#### TASK OBJECTIVE:
Reproduce every record below exactly as written, but leave out any pictures.

#### DATA SECTION:
BEGIN

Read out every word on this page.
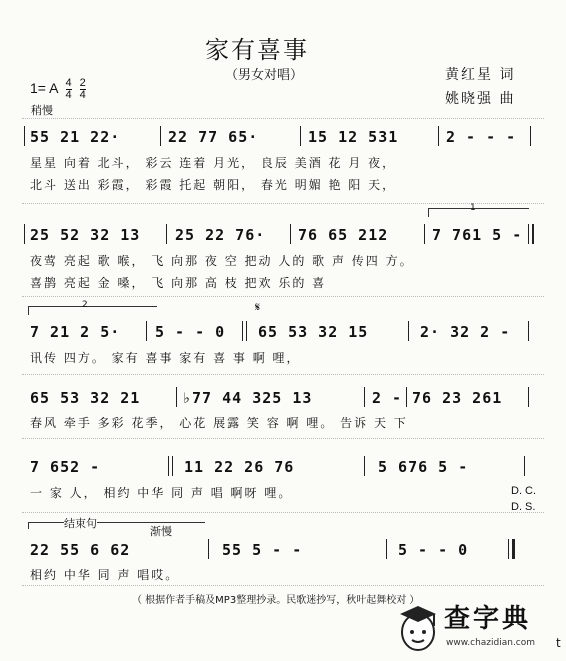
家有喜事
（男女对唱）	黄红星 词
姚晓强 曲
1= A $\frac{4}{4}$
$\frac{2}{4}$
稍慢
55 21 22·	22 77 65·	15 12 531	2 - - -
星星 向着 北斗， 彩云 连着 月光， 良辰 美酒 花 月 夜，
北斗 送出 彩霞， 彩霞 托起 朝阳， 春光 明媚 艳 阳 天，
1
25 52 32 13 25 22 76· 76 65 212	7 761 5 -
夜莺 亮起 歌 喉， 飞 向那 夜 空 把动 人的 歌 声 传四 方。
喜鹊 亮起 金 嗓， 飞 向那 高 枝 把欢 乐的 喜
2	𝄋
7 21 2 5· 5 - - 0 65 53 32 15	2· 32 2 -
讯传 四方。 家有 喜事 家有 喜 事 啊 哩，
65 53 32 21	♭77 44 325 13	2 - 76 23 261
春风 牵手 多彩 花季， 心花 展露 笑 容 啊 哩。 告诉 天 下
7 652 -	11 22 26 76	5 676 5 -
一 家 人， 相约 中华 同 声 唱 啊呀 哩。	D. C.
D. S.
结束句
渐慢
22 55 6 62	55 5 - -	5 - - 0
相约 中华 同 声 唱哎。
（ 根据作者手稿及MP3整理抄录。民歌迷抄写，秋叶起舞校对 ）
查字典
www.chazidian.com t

END

#### TASK SOLUTION:
Read out every word on this page.
家有喜事
（男女对唱）	黄红星 词
姚晓强 曲
1= A $\frac{4}{4}$
$\frac{2}{4}$
稍慢
55 21 22·	22 77 65·	15 12 531	2 - - -
星星 向着 北斗， 彩云 连着 月光， 良辰 美酒 花 月 夜，
北斗 送出 彩霞， 彩霞 托起 朝阳， 春光 明媚 艳 阳 天，
1
25 52 32 13 25 22 76· 76 65 212	7 761 5 -
夜莺 亮起 歌 喉， 飞 向那 夜 空 把动 人的 歌 声 传四 方。
喜鹊 亮起 金 嗓， 飞 向那 高 枝 把欢 乐的 喜
2	𝄋
7 21 2 5· 5 - - 0 65 53 32 15	2· 32 2 -
讯传 四方。 家有 喜事 家有 喜 事 啊 哩，
65 53 32 21	♭77 44 325 13	2 - 76 23 261
春风 牵手 多彩 花季， 心花 展露 笑 容 啊 哩。 告诉 天 下
7 652 -	11 22 26 76	5 676 5 -
一 家 人， 相约 中华 同 声 唱 啊呀 哩。	D. C.
D. S.
结束句
渐慢
22 55 6 62	55 5 - -	5 - - 0
相约 中华 同 声 唱哎。
（ 根据作者手稿及MP3整理抄录。民歌迷抄写，秋叶起舞校对 ）
查字典
www.chazidian.com t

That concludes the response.